▶ _What is being asked_: For the listing below, give the count of lines containing "Size", and no other text.

+++ The records

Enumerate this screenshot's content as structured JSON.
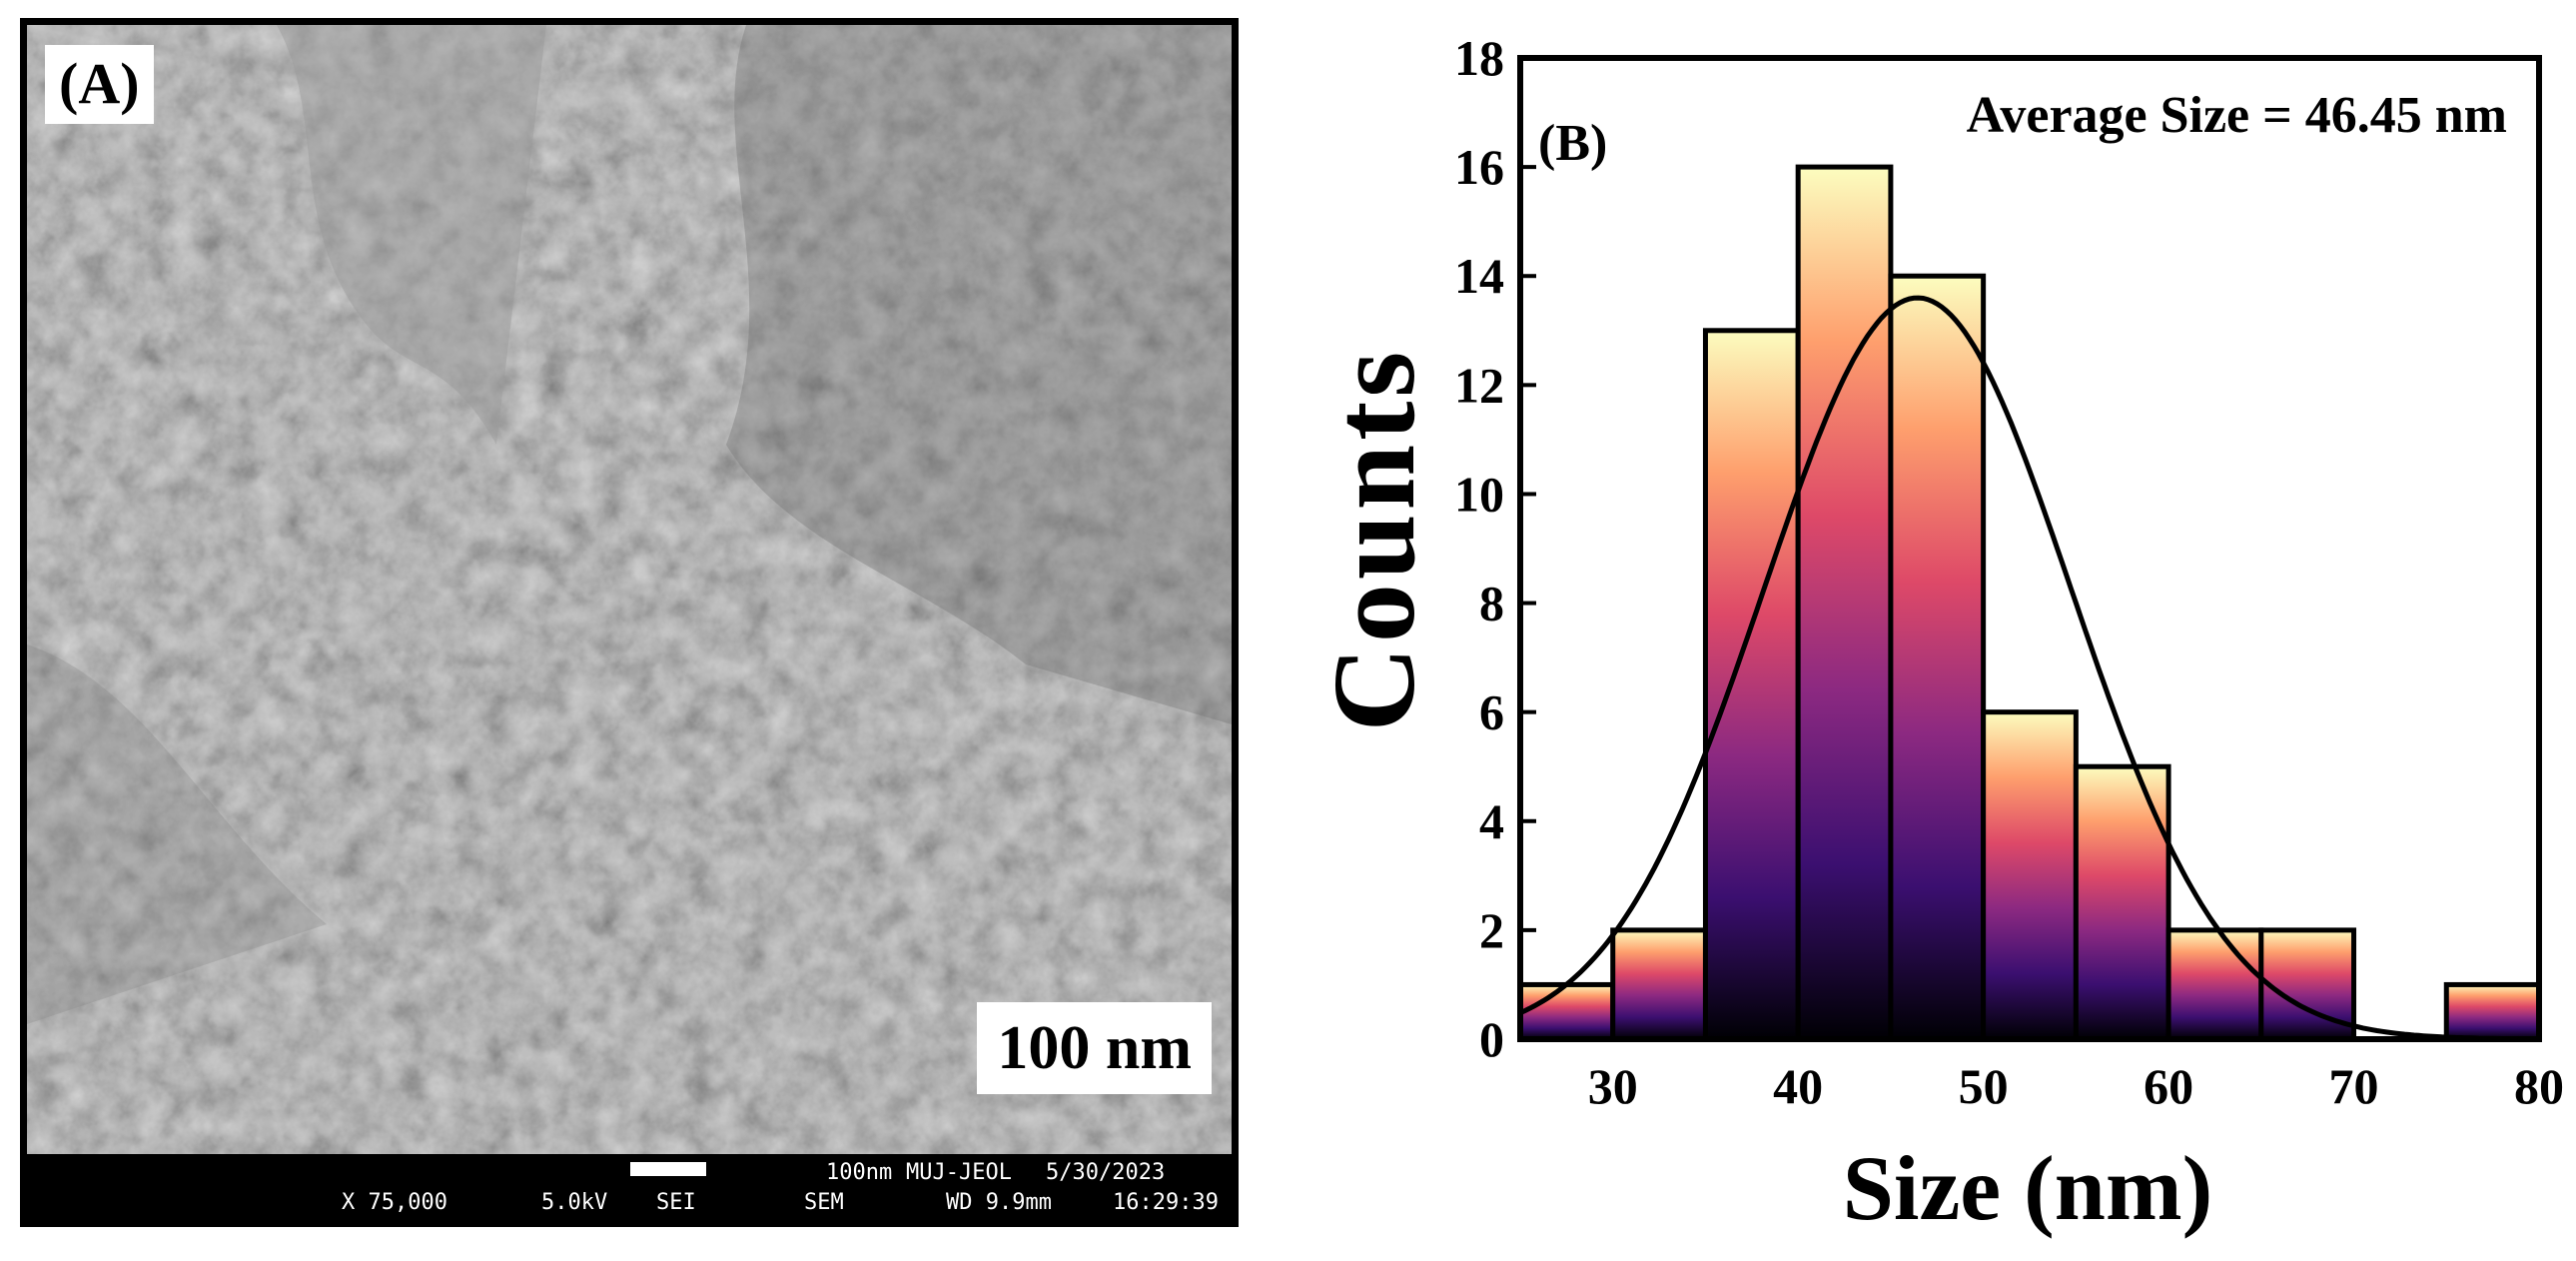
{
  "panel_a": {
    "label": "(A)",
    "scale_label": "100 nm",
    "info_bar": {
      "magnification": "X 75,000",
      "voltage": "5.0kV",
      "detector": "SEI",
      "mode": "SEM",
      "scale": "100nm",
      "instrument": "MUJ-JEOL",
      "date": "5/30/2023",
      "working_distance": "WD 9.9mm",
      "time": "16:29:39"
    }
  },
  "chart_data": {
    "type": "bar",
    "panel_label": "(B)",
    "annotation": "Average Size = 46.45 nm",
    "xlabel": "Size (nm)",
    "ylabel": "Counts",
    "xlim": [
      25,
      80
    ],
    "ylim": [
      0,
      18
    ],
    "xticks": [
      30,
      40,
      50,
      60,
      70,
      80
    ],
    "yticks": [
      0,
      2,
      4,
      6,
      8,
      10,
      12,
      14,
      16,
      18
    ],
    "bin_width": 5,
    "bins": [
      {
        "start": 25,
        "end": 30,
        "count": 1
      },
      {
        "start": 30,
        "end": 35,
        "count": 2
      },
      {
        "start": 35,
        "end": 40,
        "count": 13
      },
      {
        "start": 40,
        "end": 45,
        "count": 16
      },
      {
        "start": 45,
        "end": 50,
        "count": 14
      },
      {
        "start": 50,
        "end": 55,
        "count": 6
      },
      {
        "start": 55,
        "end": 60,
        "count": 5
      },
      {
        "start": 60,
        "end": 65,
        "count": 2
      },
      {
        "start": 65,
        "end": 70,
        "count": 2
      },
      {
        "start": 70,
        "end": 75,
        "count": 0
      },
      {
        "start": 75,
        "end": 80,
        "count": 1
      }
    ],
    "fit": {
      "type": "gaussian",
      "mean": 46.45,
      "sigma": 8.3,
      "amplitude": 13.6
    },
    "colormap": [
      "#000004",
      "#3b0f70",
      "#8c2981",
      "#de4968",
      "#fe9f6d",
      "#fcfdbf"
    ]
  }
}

++++++
+++ The records

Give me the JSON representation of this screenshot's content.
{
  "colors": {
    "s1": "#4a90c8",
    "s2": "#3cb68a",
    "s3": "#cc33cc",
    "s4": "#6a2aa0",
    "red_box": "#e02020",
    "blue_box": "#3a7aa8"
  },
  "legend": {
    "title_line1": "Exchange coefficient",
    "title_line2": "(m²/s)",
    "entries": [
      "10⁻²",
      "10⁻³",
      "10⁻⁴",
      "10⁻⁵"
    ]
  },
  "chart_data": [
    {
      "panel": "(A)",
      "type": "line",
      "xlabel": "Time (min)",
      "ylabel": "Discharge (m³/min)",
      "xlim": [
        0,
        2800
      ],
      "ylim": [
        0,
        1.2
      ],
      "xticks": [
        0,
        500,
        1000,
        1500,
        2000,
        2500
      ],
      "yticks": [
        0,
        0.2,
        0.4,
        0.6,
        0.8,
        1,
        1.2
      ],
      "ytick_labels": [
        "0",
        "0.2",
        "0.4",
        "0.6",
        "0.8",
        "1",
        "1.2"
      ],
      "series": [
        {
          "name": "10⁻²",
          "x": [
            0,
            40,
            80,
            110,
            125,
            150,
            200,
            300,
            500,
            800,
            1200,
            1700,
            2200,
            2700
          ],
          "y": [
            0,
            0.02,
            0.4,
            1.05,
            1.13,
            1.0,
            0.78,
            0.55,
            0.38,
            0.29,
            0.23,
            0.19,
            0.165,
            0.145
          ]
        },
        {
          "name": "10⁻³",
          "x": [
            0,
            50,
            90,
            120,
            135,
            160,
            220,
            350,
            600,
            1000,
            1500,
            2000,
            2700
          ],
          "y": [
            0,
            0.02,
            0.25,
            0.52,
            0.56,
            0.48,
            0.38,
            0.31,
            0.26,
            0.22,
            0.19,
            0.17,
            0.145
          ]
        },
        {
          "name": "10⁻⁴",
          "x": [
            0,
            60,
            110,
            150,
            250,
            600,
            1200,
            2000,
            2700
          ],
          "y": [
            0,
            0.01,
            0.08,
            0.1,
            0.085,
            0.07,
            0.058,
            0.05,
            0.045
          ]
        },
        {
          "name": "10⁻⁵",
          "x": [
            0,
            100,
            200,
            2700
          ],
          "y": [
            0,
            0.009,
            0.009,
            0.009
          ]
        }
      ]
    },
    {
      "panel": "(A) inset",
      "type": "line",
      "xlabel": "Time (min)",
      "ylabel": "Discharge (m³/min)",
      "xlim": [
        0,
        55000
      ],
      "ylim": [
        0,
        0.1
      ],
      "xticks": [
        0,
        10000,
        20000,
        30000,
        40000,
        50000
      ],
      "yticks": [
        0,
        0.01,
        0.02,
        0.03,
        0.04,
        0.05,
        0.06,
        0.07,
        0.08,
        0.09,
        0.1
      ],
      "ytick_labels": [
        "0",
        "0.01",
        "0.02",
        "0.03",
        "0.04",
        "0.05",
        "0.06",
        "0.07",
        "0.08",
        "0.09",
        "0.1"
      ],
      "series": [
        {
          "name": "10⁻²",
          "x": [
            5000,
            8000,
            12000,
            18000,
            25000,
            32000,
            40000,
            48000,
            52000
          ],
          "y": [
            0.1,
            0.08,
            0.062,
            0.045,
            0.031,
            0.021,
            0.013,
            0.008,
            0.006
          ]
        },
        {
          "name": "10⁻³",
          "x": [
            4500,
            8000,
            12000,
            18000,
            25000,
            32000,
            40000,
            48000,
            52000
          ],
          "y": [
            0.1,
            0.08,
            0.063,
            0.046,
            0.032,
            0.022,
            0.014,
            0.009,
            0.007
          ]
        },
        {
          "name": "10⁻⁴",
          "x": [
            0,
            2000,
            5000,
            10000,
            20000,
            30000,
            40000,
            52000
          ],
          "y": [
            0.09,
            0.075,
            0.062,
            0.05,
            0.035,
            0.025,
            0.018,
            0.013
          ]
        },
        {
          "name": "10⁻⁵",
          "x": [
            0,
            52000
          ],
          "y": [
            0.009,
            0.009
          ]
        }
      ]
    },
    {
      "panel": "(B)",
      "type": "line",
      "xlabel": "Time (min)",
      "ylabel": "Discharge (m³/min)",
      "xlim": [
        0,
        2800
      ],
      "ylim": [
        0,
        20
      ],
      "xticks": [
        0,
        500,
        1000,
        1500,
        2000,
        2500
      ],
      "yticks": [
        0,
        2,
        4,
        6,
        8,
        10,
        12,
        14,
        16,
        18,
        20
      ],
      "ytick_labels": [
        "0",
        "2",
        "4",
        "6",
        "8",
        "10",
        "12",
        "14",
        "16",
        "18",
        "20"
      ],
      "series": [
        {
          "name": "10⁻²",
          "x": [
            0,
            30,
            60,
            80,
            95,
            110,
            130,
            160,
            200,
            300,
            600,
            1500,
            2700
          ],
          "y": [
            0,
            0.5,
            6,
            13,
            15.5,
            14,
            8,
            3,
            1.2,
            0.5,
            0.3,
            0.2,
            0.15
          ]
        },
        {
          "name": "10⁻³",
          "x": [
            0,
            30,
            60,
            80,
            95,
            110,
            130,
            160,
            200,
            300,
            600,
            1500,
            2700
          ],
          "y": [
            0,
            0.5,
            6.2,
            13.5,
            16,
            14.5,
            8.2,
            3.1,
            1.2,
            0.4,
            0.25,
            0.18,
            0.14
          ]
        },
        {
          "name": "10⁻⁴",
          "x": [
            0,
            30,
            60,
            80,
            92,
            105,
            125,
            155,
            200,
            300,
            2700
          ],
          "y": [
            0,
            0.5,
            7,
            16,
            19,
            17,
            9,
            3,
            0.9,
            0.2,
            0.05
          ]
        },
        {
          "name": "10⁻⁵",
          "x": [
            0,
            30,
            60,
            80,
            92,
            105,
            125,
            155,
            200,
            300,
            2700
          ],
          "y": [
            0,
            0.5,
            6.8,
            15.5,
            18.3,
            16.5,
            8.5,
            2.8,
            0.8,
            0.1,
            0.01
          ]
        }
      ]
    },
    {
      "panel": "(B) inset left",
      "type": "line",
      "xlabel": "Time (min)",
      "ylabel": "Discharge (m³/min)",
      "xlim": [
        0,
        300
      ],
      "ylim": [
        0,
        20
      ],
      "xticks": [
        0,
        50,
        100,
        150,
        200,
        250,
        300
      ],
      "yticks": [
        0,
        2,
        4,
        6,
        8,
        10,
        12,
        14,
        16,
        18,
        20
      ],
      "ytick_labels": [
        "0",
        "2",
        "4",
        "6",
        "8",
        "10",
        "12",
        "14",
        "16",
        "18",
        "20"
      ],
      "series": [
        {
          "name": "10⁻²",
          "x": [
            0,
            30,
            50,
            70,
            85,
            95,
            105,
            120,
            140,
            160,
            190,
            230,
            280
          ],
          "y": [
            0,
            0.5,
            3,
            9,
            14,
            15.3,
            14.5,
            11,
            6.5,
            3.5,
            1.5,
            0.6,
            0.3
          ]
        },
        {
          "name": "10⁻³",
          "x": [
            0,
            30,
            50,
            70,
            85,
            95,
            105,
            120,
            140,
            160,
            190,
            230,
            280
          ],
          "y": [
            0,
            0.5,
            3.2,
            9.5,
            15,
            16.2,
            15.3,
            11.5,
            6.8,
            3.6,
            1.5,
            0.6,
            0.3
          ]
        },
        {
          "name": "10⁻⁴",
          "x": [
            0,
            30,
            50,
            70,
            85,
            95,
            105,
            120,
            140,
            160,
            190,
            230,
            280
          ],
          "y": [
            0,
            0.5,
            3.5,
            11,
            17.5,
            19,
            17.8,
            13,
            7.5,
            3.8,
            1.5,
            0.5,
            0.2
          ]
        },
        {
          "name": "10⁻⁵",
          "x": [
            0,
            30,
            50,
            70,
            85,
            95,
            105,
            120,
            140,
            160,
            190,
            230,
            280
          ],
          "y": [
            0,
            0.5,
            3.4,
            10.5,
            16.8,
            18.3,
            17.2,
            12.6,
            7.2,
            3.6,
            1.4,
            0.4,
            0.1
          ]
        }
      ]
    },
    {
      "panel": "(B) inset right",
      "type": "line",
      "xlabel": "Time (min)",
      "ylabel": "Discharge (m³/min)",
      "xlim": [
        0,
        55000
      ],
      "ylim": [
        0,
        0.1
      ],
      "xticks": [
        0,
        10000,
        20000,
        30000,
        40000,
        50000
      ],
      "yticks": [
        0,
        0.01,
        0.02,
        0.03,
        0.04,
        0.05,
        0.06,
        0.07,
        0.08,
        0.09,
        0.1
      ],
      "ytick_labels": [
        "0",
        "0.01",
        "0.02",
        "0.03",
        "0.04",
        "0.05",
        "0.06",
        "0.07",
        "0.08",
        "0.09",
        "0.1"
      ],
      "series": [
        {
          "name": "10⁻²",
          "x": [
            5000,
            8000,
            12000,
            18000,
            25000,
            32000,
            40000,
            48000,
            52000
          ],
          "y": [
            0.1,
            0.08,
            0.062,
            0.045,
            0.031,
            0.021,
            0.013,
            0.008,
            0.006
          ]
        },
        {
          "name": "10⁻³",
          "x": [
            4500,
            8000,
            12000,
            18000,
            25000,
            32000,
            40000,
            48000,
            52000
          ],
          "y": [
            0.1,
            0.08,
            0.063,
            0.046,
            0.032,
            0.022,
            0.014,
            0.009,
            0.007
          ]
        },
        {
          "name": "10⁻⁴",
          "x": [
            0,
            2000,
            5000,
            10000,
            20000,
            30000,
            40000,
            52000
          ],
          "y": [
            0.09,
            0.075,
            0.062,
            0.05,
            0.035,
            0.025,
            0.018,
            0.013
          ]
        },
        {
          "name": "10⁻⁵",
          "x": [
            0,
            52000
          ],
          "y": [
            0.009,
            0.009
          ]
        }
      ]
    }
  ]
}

++++++

▶ _Output for this task_: 2